» **Goal of the exercise**
Please output every line of the material as it stands, without the pictures.

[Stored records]

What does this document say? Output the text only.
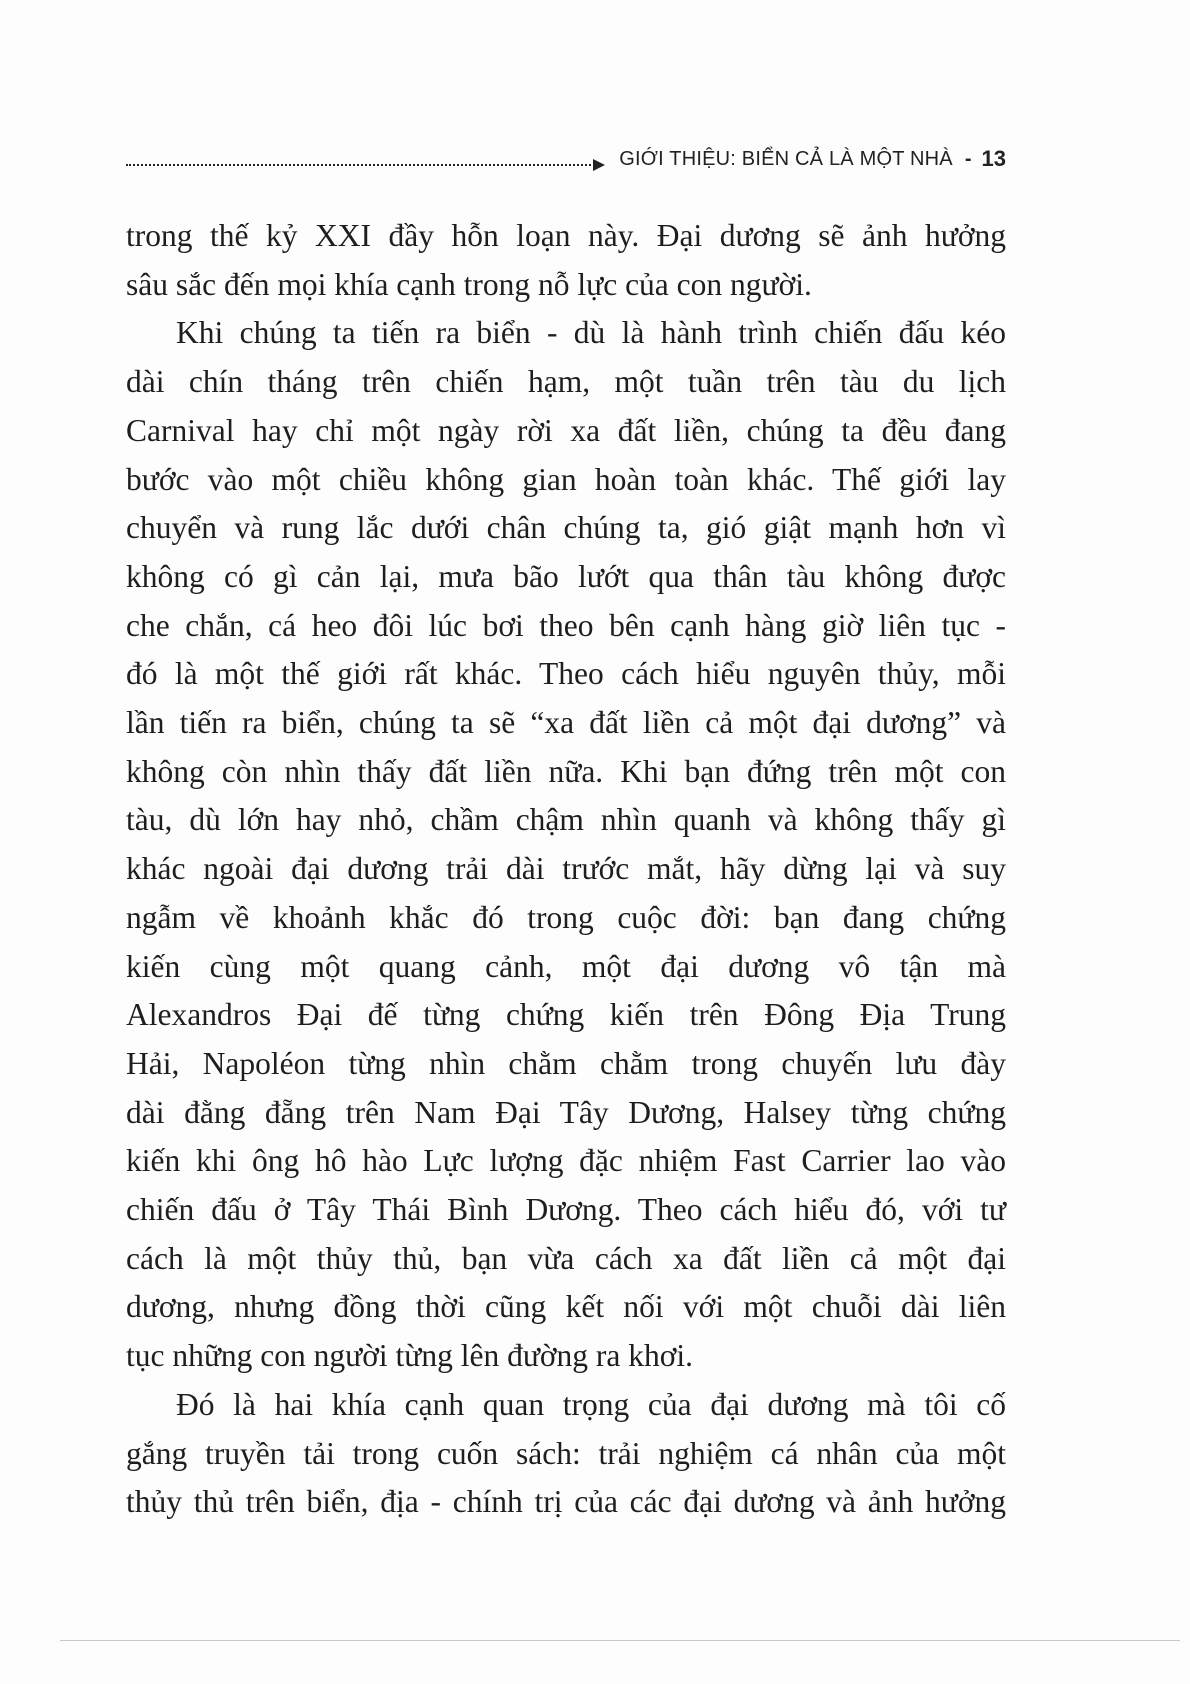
GIỚI THIỆU: BIỂN CẢ LÀ MỘT NHÀ - 13
trong thế kỷ XXI đầy hỗn loạn này. Đại dương sẽ ảnh hưởng
sâu sắc đến mọi khía cạnh trong nỗ lực của con người.
Khi chúng ta tiến ra biển - dù là hành trình chiến đấu kéo
dài chín tháng trên chiến hạm, một tuần trên tàu du lịch
Carnival hay chỉ một ngày rời xa đất liền, chúng ta đều đang
bước vào một chiều không gian hoàn toàn khác. Thế giới lay
chuyển và rung lắc dưới chân chúng ta, gió giật mạnh hơn vì
không có gì cản lại, mưa bão lướt qua thân tàu không được
che chắn, cá heo đôi lúc bơi theo bên cạnh hàng giờ liên tục -
đó là một thế giới rất khác. Theo cách hiểu nguyên thủy, mỗi
lần tiến ra biển, chúng ta sẽ “xa đất liền cả một đại dương” và
không còn nhìn thấy đất liền nữa. Khi bạn đứng trên một con
tàu, dù lớn hay nhỏ, chầm chậm nhìn quanh và không thấy gì
khác ngoài đại dương trải dài trước mắt, hãy dừng lại và suy
ngẫm về khoảnh khắc đó trong cuộc đời: bạn đang chứng
kiến cùng một quang cảnh, một đại dương vô tận mà
Alexandros Đại đế từng chứng kiến trên Đông Địa Trung
Hải, Napoléon từng nhìn chằm chằm trong chuyến lưu đày
dài đằng đẵng trên Nam Đại Tây Dương, Halsey từng chứng
kiến khi ông hô hào Lực lượng đặc nhiệm Fast Carrier lao vào
chiến đấu ở Tây Thái Bình Dương. Theo cách hiểu đó, với tư
cách là một thủy thủ, bạn vừa cách xa đất liền cả một đại
dương, nhưng đồng thời cũng kết nối với một chuỗi dài liên
tục những con người từng lên đường ra khơi.
Đó là hai khía cạnh quan trọng của đại dương mà tôi cố
gắng truyền tải trong cuốn sách: trải nghiệm cá nhân của một
thủy thủ trên biển, địa - chính trị của các đại dương và ảnh hưởng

» **Task result**
What does this document say? Output the text only.
GIỚI THIỆU: BIỂN CẢ LÀ MỘT NHÀ - 13
trong thế kỷ XXI đầy hỗn loạn này. Đại dương sẽ ảnh hưởng
sâu sắc đến mọi khía cạnh trong nỗ lực của con người.
Khi chúng ta tiến ra biển - dù là hành trình chiến đấu kéo
dài chín tháng trên chiến hạm, một tuần trên tàu du lịch
Carnival hay chỉ một ngày rời xa đất liền, chúng ta đều đang
bước vào một chiều không gian hoàn toàn khác. Thế giới lay
chuyển và rung lắc dưới chân chúng ta, gió giật mạnh hơn vì
không có gì cản lại, mưa bão lướt qua thân tàu không được
che chắn, cá heo đôi lúc bơi theo bên cạnh hàng giờ liên tục -
đó là một thế giới rất khác. Theo cách hiểu nguyên thủy, mỗi
lần tiến ra biển, chúng ta sẽ “xa đất liền cả một đại dương” và
không còn nhìn thấy đất liền nữa. Khi bạn đứng trên một con
tàu, dù lớn hay nhỏ, chầm chậm nhìn quanh và không thấy gì
khác ngoài đại dương trải dài trước mắt, hãy dừng lại và suy
ngẫm về khoảnh khắc đó trong cuộc đời: bạn đang chứng
kiến cùng một quang cảnh, một đại dương vô tận mà
Alexandros Đại đế từng chứng kiến trên Đông Địa Trung
Hải, Napoléon từng nhìn chằm chằm trong chuyến lưu đày
dài đằng đẵng trên Nam Đại Tây Dương, Halsey từng chứng
kiến khi ông hô hào Lực lượng đặc nhiệm Fast Carrier lao vào
chiến đấu ở Tây Thái Bình Dương. Theo cách hiểu đó, với tư
cách là một thủy thủ, bạn vừa cách xa đất liền cả một đại
dương, nhưng đồng thời cũng kết nối với một chuỗi dài liên
tục những con người từng lên đường ra khơi.
Đó là hai khía cạnh quan trọng của đại dương mà tôi cố
gắng truyền tải trong cuốn sách: trải nghiệm cá nhân của một
thủy thủ trên biển, địa - chính trị của các đại dương và ảnh hưởng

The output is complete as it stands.